The records below hold pictures; please leave those out and retype the rest exactly.

====

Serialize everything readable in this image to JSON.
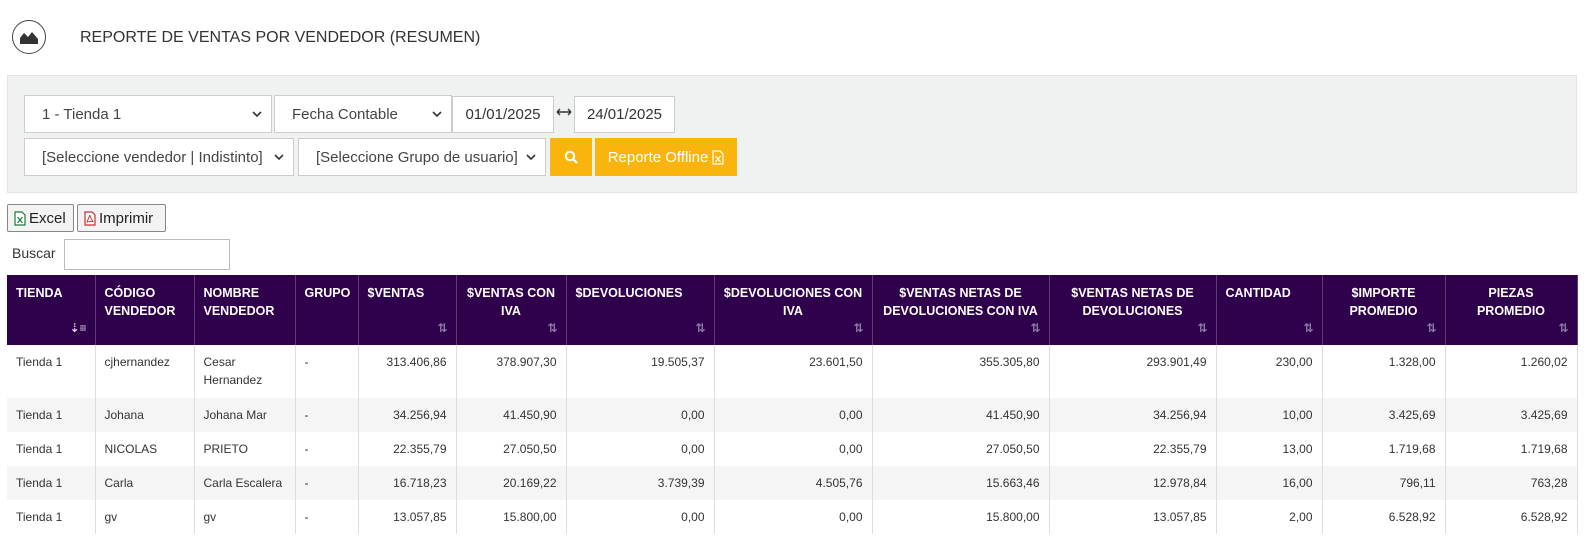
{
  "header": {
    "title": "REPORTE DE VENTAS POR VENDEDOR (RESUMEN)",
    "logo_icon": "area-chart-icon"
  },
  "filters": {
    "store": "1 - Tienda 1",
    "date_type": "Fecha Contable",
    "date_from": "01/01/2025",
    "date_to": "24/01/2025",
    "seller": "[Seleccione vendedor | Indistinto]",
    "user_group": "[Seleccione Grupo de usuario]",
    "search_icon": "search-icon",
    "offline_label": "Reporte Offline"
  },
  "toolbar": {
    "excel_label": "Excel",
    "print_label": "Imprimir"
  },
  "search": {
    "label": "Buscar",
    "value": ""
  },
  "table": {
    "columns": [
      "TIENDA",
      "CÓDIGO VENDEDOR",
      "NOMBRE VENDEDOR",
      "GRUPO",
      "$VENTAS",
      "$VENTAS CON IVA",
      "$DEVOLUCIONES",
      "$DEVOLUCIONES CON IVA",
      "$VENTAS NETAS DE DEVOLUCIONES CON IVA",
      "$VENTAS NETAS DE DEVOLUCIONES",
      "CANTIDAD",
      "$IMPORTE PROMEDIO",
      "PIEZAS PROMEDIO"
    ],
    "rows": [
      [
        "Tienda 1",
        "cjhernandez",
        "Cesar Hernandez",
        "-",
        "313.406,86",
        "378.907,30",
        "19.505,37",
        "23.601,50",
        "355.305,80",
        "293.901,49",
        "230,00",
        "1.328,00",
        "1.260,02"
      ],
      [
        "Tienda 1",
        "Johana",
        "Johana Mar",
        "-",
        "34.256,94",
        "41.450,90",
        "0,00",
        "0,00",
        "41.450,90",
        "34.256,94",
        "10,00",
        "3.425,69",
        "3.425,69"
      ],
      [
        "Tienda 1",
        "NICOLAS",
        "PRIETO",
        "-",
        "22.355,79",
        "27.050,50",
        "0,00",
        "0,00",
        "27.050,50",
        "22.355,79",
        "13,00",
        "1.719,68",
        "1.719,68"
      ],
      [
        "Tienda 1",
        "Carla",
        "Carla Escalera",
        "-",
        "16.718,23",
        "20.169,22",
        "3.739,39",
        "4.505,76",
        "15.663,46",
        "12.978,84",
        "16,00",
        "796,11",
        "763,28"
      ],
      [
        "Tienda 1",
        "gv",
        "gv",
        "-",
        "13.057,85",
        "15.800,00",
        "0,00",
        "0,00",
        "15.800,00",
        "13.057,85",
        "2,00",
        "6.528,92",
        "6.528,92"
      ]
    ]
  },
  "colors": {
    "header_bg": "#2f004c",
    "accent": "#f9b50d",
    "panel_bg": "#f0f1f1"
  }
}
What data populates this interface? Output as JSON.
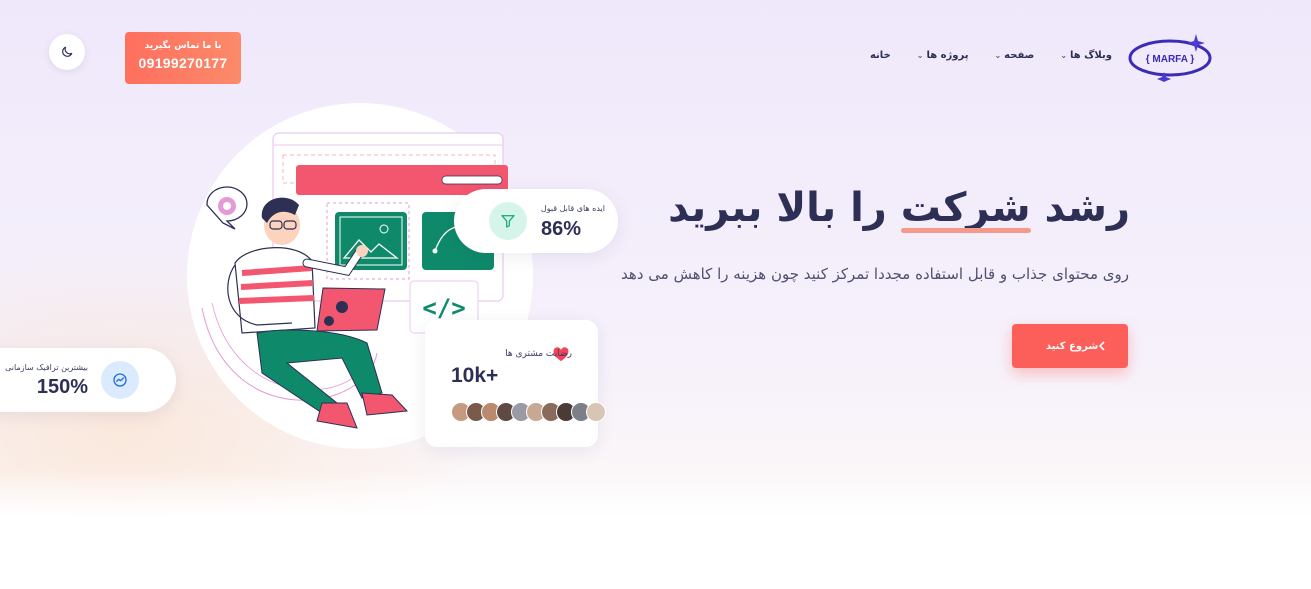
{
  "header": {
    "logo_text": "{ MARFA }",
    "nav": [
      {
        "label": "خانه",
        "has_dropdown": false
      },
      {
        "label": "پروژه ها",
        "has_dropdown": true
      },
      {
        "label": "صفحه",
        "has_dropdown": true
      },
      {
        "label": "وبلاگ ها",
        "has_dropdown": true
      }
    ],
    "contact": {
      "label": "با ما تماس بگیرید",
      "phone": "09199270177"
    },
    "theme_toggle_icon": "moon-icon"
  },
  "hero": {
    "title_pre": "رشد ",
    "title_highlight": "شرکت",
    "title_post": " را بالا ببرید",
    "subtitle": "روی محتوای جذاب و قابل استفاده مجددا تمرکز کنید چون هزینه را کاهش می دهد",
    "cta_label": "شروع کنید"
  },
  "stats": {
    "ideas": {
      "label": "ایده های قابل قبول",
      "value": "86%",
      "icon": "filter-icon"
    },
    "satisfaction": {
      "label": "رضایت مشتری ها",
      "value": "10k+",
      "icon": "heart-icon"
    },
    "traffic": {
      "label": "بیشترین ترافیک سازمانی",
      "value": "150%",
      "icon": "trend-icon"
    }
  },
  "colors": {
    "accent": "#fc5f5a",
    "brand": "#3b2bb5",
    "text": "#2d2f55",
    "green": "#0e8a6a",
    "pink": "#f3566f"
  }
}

====

SOLUTION TO THIS TASK:
Serialize everything readable in this image to JSON.
{
  "header": {
    "title": "REPORTE DE VENTAS POR VENDEDOR (RESUMEN)",
    "logo_icon": "area-chart-icon"
  },
  "filters": {
    "store": "1 - Tienda 1",
    "date_type": "Fecha Contable",
    "date_from": "01/01/2025",
    "date_to": "24/01/2025",
    "seller": "[Seleccione vendedor | Indistinto]",
    "user_group": "[Seleccione Grupo de usuario]",
    "search_icon": "search-icon",
    "offline_label": "Reporte Offline"
  },
  "toolbar": {
    "excel_label": "Excel",
    "print_label": "Imprimir"
  },
  "search": {
    "label": "Buscar",
    "value": ""
  },
  "table": {
    "columns": [
      "TIENDA",
      "CÓDIGO VENDEDOR",
      "NOMBRE VENDEDOR",
      "GRUPO",
      "$VENTAS",
      "$VENTAS CON IVA",
      "$DEVOLUCIONES",
      "$DEVOLUCIONES CON IVA",
      "$VENTAS NETAS DE DEVOLUCIONES CON IVA",
      "$VENTAS NETAS DE DEVOLUCIONES",
      "CANTIDAD",
      "$IMPORTE PROMEDIO",
      "PIEZAS PROMEDIO"
    ],
    "rows": [
      [
        "Tienda 1",
        "cjhernandez",
        "Cesar Hernandez",
        "-",
        "313.406,86",
        "378.907,30",
        "19.505,37",
        "23.601,50",
        "355.305,80",
        "293.901,49",
        "230,00",
        "1.328,00",
        "1.260,02"
      ],
      [
        "Tienda 1",
        "Johana",
        "Johana Mar",
        "-",
        "34.256,94",
        "41.450,90",
        "0,00",
        "0,00",
        "41.450,90",
        "34.256,94",
        "10,00",
        "3.425,69",
        "3.425,69"
      ],
      [
        "Tienda 1",
        "NICOLAS",
        "PRIETO",
        "-",
        "22.355,79",
        "27.050,50",
        "0,00",
        "0,00",
        "27.050,50",
        "22.355,79",
        "13,00",
        "1.719,68",
        "1.719,68"
      ],
      [
        "Tienda 1",
        "Carla",
        "Carla Escalera",
        "-",
        "16.718,23",
        "20.169,22",
        "3.739,39",
        "4.505,76",
        "15.663,46",
        "12.978,84",
        "16,00",
        "796,11",
        "763,28"
      ],
      [
        "Tienda 1",
        "gv",
        "gv",
        "-",
        "13.057,85",
        "15.800,00",
        "0,00",
        "0,00",
        "15.800,00",
        "13.057,85",
        "2,00",
        "6.528,92",
        "6.528,92"
      ]
    ]
  },
  "colors": {
    "header_bg": "#2f004c",
    "accent": "#f9b50d",
    "panel_bg": "#f0f1f1"
  }
}
What data populates this interface? Output as JSON.
{
  "header": {
    "logo_text": "{ MARFA }",
    "nav": [
      {
        "label": "خانه",
        "has_dropdown": false
      },
      {
        "label": "پروژه ها",
        "has_dropdown": true
      },
      {
        "label": "صفحه",
        "has_dropdown": true
      },
      {
        "label": "وبلاگ ها",
        "has_dropdown": true
      }
    ],
    "contact": {
      "label": "با ما تماس بگیرید",
      "phone": "09199270177"
    },
    "theme_toggle_icon": "moon-icon"
  },
  "hero": {
    "title_pre": "رشد ",
    "title_highlight": "شرکت",
    "title_post": " را بالا ببرید",
    "subtitle": "روی محتوای جذاب و قابل استفاده مجددا تمرکز کنید چون هزینه را کاهش می دهد",
    "cta_label": "شروع کنید"
  },
  "stats": {
    "ideas": {
      "label": "ایده های قابل قبول",
      "value": "86%",
      "icon": "filter-icon"
    },
    "satisfaction": {
      "label": "رضایت مشتری ها",
      "value": "10k+",
      "icon": "heart-icon"
    },
    "traffic": {
      "label": "بیشترین ترافیک سازمانی",
      "value": "150%",
      "icon": "trend-icon"
    }
  },
  "colors": {
    "accent": "#fc5f5a",
    "brand": "#3b2bb5",
    "text": "#2d2f55",
    "green": "#0e8a6a",
    "pink": "#f3566f"
  }
}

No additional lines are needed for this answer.